* START *
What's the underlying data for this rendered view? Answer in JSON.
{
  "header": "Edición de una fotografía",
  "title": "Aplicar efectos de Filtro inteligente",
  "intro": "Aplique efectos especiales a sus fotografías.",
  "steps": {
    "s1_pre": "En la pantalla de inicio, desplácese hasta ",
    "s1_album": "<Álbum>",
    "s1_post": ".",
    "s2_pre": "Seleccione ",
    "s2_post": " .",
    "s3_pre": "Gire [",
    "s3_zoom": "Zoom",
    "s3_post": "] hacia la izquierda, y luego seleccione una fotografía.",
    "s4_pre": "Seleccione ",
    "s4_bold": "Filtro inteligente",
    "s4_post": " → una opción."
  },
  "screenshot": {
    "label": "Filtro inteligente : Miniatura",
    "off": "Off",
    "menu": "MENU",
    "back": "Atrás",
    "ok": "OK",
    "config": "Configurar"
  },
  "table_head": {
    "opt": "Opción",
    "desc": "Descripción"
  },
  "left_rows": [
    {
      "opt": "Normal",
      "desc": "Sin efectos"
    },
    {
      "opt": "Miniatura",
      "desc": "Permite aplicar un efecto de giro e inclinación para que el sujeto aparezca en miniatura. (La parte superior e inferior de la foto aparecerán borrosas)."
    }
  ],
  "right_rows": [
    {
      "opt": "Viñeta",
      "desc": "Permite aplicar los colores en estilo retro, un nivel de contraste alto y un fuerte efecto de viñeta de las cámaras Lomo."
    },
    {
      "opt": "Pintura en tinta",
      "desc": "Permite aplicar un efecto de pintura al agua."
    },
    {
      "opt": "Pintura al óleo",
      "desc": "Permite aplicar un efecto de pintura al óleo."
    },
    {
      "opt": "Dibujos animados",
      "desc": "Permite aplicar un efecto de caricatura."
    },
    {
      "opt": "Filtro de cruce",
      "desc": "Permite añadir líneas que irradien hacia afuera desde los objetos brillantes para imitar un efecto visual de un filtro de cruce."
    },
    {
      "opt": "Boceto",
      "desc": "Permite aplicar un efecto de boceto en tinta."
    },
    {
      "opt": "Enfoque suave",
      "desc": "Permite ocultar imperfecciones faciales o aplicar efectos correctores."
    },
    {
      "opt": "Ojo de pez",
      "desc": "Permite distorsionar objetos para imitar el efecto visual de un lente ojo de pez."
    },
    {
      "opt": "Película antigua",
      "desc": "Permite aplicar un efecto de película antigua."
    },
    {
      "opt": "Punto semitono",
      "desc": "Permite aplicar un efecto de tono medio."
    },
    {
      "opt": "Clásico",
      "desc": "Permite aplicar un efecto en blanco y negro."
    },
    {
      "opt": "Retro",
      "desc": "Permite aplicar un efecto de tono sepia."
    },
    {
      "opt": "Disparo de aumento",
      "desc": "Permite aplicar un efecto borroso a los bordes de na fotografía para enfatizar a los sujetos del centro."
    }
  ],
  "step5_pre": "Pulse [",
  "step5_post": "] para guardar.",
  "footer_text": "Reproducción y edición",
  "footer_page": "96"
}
* END *
What you should do:
Copy out every line from the records that has the word "hacia".

Reply:
    "s3_post": "] hacia la izquierda, y luego seleccione una fotografía.",
      "desc": "Permite añadir líneas que irradien hacia afuera desde los objetos brillantes para imitar un efecto visual de un filtro de cruce."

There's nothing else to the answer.